In my former life as an amateur actor, I had a small role in "Salomé." I think my character was called "2nd soldier." Most of my lines were repetitions of "The tetrarch has a somber look." -- "Yes, he has a somber look."

Though the play was supposed to be serious, there where times when it was hard to keep from laughing.


Post - Top - Home - Printer Friendly - Translate

Subject: RE: Oscar Wilde
From: Mickey191
Date: 30 Nov 00 - 11:35 PM

"Puritanism: The haunting fear that somewhere, someone is having a good time."If they'd only let him alone.


Post - Top - Home - Printer Friendly - Translate

Subject: RE: Oscar Wilde
From: GUEST,D_hand
Date: 01 Dec 00 - 06:21 AM

my favorite wilde quote is: 'When God wishes to punish us He answers our prayers' Meaning of course that we don't know what's good for us !!


Post - Top - Home - Printer Friendly - Translate

Subject: RE: Oscar Wilde
From: LR Mole
Date: 01 Dec 00 - 08:29 AM

From Dorothy Parker:" If, with the literate, I am/ Impelled to try an epigram,/ I never seek to take the credit;/We all assume that Oscar said it." (Our Dottie:now, there's a woman who should be sung!)


Post - Top - Home - Printer Friendly - Translate

Subject: RE: Oscar Wilde
From: GUEST
Date: 01 Dec 00 - 09:15 AM

Edith Evans' role as Lady Bracknell in the 1952 movie "The Importance of Being Earnest" and her marvellous "A Handbag" will never be bettered. Wilde, I think would have been most impressed. Incidentally, Michael MacLiamoir did a one man show some years ago called "The Importance of Being Oscar." I recall him talking about the show and other Wildean matters on television. Most funnny was the bit where he told of his father trying to explain to him of Wilde's homosexuality. M


Post - Top - Home - Printer Friendly - Translate

Subject: RE: Oscar Wilde
From: Liz the Squeak
Date: 01 Dec 00 - 09:20 AM

Let's hear it for JtB's dripping head - I loved that picture as a child and still do! I must confess to a liking for 'How Arthur quested for the dragon' because a) it's a bloody fine drawing, b) there's a big dragon in it, and c) there's a big willy that got past the censors!!
*-*-*
**To do**.
1/ Quote the Oscar Wilde thread from "In my former" to "keep from laughing.".
2/ In the Oscar Wilde thread, condense the paragraph beginning "In my former life as an amateur actor" into a single shorter sentence that keeps its main facts.
3/ Carry on the Oscar Wilde thread past its final post.

**Provided information**.
*-*-*
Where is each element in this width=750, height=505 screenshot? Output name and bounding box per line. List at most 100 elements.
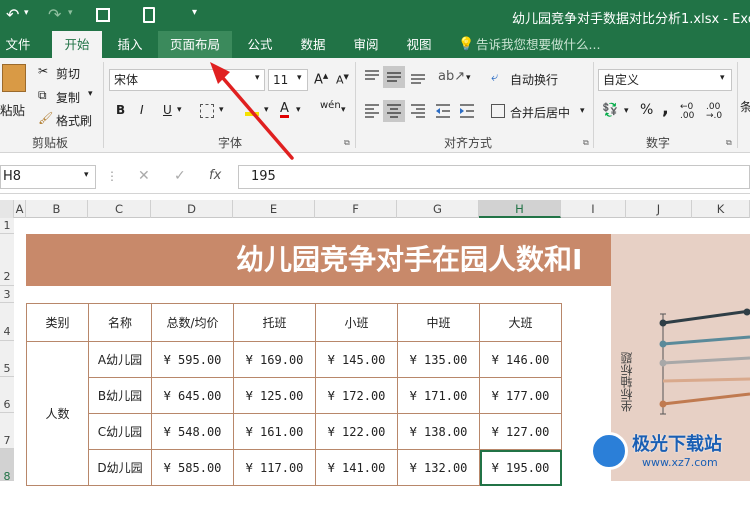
decrease-indent-icon[interactable] [434, 102, 452, 120]
column-header[interactable]: G [397, 200, 479, 218]
wrap-text-button[interactable]: 自动换行 [510, 71, 558, 88]
value-cell[interactable]: ¥ 135.00 [398, 342, 480, 378]
column-header[interactable]: F [315, 200, 397, 218]
name-box-dropdown-icon[interactable]: ▾ [84, 170, 89, 180]
name-cell[interactable]: C幼儿园 [89, 414, 152, 450]
redo-icon[interactable]: ↷ [48, 5, 61, 24]
value-cell[interactable]: ¥ 172.00 [316, 378, 398, 414]
number-format-combo[interactable]: 自定义 [598, 69, 732, 91]
column-header[interactable]: K [692, 200, 750, 218]
header-cell[interactable]: 中班 [398, 304, 480, 342]
column-header-selected[interactable]: H [479, 200, 561, 218]
row-header[interactable]: 2 [0, 234, 14, 286]
value-cell[interactable]: ¥ 548.00 [152, 414, 234, 450]
formula-input[interactable]: 195 [238, 165, 750, 189]
print-preview-icon[interactable] [143, 7, 155, 23]
series-marker[interactable] [660, 360, 667, 367]
alignment-dialog-launcher-icon[interactable]: ⧉ [583, 138, 589, 148]
phonetic-dropdown-icon[interactable]: ▾ [341, 105, 346, 115]
undo-dropdown-icon[interactable]: ▾ [24, 8, 29, 18]
cut-icon[interactable]: ✂ [38, 64, 48, 78]
column-header[interactable]: C [88, 200, 151, 218]
column-header[interactable]: E [233, 200, 315, 218]
value-cell[interactable]: ¥ 117.00 [234, 450, 316, 486]
value-cell[interactable]: ¥ 177.00 [480, 378, 562, 414]
redo-dropdown-icon[interactable]: ▾ [68, 8, 73, 18]
value-cell[interactable]: ¥ 125.00 [234, 378, 316, 414]
row-header[interactable]: 1 [0, 218, 14, 234]
tab-data[interactable]: 数据 [290, 31, 336, 58]
number-dialog-launcher-icon[interactable]: ⧉ [726, 138, 732, 148]
tab-review[interactable]: 审阅 [344, 31, 388, 58]
undo-icon[interactable]: ↶ [6, 5, 19, 24]
name-box[interactable]: H8 [0, 165, 96, 189]
header-cell[interactable]: 小班 [316, 304, 398, 342]
insert-function-icon[interactable]: fx [209, 168, 221, 183]
number-format-dropdown-icon[interactable]: ▾ [720, 73, 725, 83]
decrease-decimal-icon[interactable]: .00→.0 [706, 103, 722, 121]
row-header[interactable]: 4 [0, 303, 14, 341]
merge-center-button[interactable]: 合并后居中 [510, 104, 570, 121]
name-cell[interactable]: A幼儿园 [89, 342, 152, 378]
copy-icon[interactable]: ⧉ [38, 88, 47, 103]
tab-file[interactable]: 文件 [0, 31, 36, 58]
align-center-icon[interactable] [383, 100, 405, 122]
align-middle-icon[interactable] [383, 66, 405, 88]
format-painter-button[interactable]: 格式刷 [56, 112, 92, 129]
italic-button[interactable]: I [140, 103, 144, 117]
value-cell[interactable]: ¥ 132.00 [398, 450, 480, 486]
orientation-dropdown-icon[interactable]: ▾ [466, 73, 471, 83]
series-marker[interactable] [660, 401, 667, 408]
paste-icon[interactable] [2, 64, 26, 92]
value-cell[interactable]: ¥ 171.00 [398, 378, 480, 414]
value-cell[interactable]: ¥ 138.00 [398, 414, 480, 450]
tell-me-search[interactable]: 告诉我您想要做什么... [476, 31, 606, 58]
increase-indent-icon[interactable] [458, 102, 476, 120]
selected-cell[interactable]: ¥ 195.00 [480, 450, 562, 486]
bold-button[interactable]: B [116, 103, 125, 117]
tab-insert[interactable]: 插入 [108, 31, 152, 58]
value-cell[interactable]: ¥ 595.00 [152, 342, 234, 378]
tab-formulas[interactable]: 公式 [238, 31, 282, 58]
column-header[interactable]: B [26, 200, 88, 218]
currency-icon[interactable]: 💱 [602, 103, 618, 118]
comma-button[interactable]: , [662, 98, 669, 119]
tab-view[interactable]: 视图 [396, 31, 442, 58]
column-header[interactable]: D [151, 200, 233, 218]
wrap-text-icon[interactable]: ⤶ [491, 70, 498, 85]
customize-qat-icon[interactable]: ▾ [192, 7, 197, 18]
conditional-format-partial[interactable]: 条 [740, 98, 750, 115]
row-header[interactable]: 6 [0, 377, 14, 413]
row-header[interactable]: 5 [0, 341, 14, 377]
value-cell[interactable]: ¥ 169.00 [234, 342, 316, 378]
row-header[interactable]: 7 [0, 413, 14, 449]
copy-dropdown-icon[interactable]: ▾ [88, 89, 93, 99]
tab-page-layout[interactable]: 页面布局 [158, 31, 232, 58]
header-cell[interactable]: 类别 [27, 304, 89, 342]
value-cell[interactable]: ¥ 146.00 [480, 342, 562, 378]
header-cell[interactable]: 名称 [89, 304, 152, 342]
header-cell[interactable]: 托班 [234, 304, 316, 342]
row-header-selected[interactable]: 8 [0, 449, 14, 481]
phonetic-icon[interactable]: wén [320, 100, 341, 111]
series-line[interactable] [663, 337, 750, 344]
align-top-icon[interactable] [363, 68, 381, 86]
value-cell[interactable]: ¥ 145.00 [316, 342, 398, 378]
series-line[interactable] [663, 311, 750, 323]
format-painter-icon[interactable]: 🖌 [38, 111, 53, 125]
column-header[interactable]: A [14, 200, 26, 218]
row-header[interactable]: 3 [0, 286, 14, 303]
series-line[interactable] [663, 394, 750, 404]
underline-dropdown-icon[interactable]: ▾ [177, 105, 182, 115]
header-cell[interactable]: 大班 [480, 304, 562, 342]
series-marker[interactable] [660, 320, 667, 327]
align-left-icon[interactable] [363, 102, 381, 120]
align-bottom-icon[interactable] [409, 68, 427, 86]
value-cell[interactable]: ¥ 161.00 [234, 414, 316, 450]
value-cell[interactable]: ¥ 122.00 [316, 414, 398, 450]
align-right-icon[interactable] [409, 102, 427, 120]
merge-center-icon[interactable] [491, 104, 505, 118]
column-header[interactable]: J [626, 200, 692, 218]
cancel-edit-icon[interactable]: ✕ [138, 168, 150, 184]
series-marker[interactable] [660, 341, 667, 348]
*-*-*
**The results**.
1/
In my former life as an amateur actor, I had a small role in "Salomé." I think my character was called "2nd soldier." Most of my lines were repetitions of "The tetrarch has a somber look." -- "Yes, he has a somber look."

Though the play was supposed to be serious, there where times when it was hard to keep from laughing.

2/ As an amateur actor, the poster once had a small role in "Salomé," probably as "2nd soldier," with lines mostly repeating "The tetrarch has a somber look." -- "Yes, he has a somber look."

3/
LTS


Post - Top - Home - Printer Friendly - Translate

Subject: RE: Oscar Wilde
From: Peter K (Fionn)
Date: 01 Dec 00 - 11:32 AM

For me he's the author of The Soul of Man under Socialism and for my 8-yr-old daughter he's the writer of favourite stories such as The Happy Prince and The Canterville Ghost.

Fiolar, as the only person I know who can recite the Ballad of Reading Gaol (sic) from memory, I am sorry to say that it is just about the least impressive thing he ever wrote; not a patch on his early poems(eg Requiescat) and certainly not in the same league as the plays.

He wrote the ballad more or less to order. A leading prison reformer, aware that the educated people of those days had virtually no first-hand knowledge of life inside, had urged him to publish his impressions. Oscar left prison apparently intending to campaign for reform. But apart from the ballad, his only other initiative was a letter to the News Chronicle, written in defence of a warder dismissed for giving a biscuit to an ill child jailed for stealing a rabbit.

The ballad seems to have been influenced by Housman's wonderful epic, A Shropshire Lad, which also takes a swipe at capital puhishment, but with less sentimentality.

He had two chances to evade so-called British justice, and head for France. Brave decisions. Two yeas imprisonment with hard labour (no remission) was a travesty, but he did know that shagging rent-boys was a criminal offence in those unenlightened times. (The legislation, which dated from 1885, had been criticised from the outset as a blackmailer's charter. but in the end one of the rent boys refused a deal in which he would have been acquitted in echange for testifying against Wilde. So he also got the maximum sentence.)

Apparently that exhibition at the British Library is one of the best collections of Wilde material ever assembled. It runs until some time in February.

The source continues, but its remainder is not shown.